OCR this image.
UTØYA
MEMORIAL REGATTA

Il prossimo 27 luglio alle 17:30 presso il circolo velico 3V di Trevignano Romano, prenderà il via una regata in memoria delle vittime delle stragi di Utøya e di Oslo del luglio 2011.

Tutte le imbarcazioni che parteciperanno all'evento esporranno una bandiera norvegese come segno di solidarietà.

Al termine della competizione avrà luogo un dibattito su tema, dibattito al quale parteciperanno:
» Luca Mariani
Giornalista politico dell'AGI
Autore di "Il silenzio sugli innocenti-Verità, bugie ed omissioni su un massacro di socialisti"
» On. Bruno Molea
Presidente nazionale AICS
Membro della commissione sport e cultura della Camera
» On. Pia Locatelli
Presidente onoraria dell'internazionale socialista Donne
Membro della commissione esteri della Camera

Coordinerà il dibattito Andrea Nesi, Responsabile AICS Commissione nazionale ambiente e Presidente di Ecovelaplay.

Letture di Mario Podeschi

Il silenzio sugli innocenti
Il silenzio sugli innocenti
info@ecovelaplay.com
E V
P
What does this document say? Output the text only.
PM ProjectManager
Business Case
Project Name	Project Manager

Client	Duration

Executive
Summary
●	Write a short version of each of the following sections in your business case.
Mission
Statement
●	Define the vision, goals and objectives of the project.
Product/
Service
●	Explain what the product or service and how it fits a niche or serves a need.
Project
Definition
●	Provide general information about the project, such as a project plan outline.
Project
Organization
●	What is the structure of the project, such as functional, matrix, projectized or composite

━━━

EXERCISE GOAL: From the data, list each line in which the string "Presidente" appears.

REPLY:
Presidente nazionale AICS
Presidente onoraria dell'internazionale socialista Donne
Coordinerà il dibattito Andrea Nesi, Responsabile AICS Commissione nazionale ambiente e Presidente di Ecovelaplay.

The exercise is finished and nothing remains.